▸ **Instructions to follow**
Say how many lines in the data below contain the word "正在安装系统", and give no other text.
## Begin Records provided
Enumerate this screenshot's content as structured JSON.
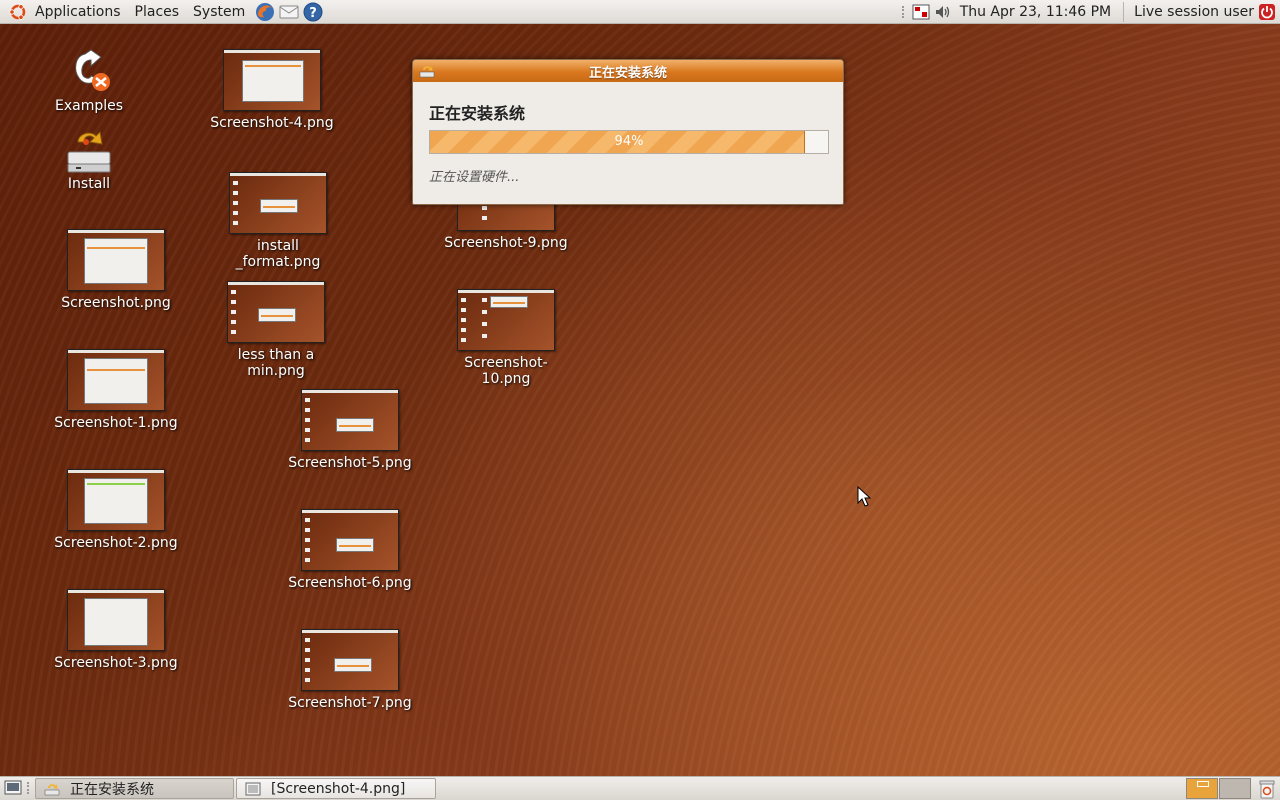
{
  "top_panel": {
    "menus": [
      "Applications",
      "Places",
      "System"
    ],
    "clock": "Thu Apr 23, 11:46 PM",
    "user": "Live session user"
  },
  "desktop": {
    "icons": [
      {
        "label": "Examples"
      },
      {
        "label": "Install"
      },
      {
        "label": "Screenshot.png"
      },
      {
        "label": "Screenshot-1.png"
      },
      {
        "label": "Screenshot-2.png"
      },
      {
        "label": "Screenshot-3.png"
      },
      {
        "label": "Screenshot-4.png"
      },
      {
        "label": "install _format.png"
      },
      {
        "label": "less than a min.png"
      },
      {
        "label": "Screenshot-5.png"
      },
      {
        "label": "Screenshot-6.png"
      },
      {
        "label": "Screenshot-7.png"
      },
      {
        "label": "Screenshot-9.png"
      },
      {
        "label": "Screenshot-10.png"
      }
    ]
  },
  "dialog": {
    "title": "正在安装系统",
    "heading": "正在安装系统",
    "progress_value": 94,
    "progress_text": "94%",
    "status": "正在设置硬件..."
  },
  "taskbar": {
    "tasks": [
      {
        "label": "正在安装系统",
        "active": true
      },
      {
        "label": "[Screenshot-4.png]",
        "active": false
      }
    ]
  },
  "colors": {
    "accent": "#e8913c",
    "titlebar": "#d9781f",
    "desktop": "#7a3212"
  }
}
## End Records provided
▸ **Answer below**
3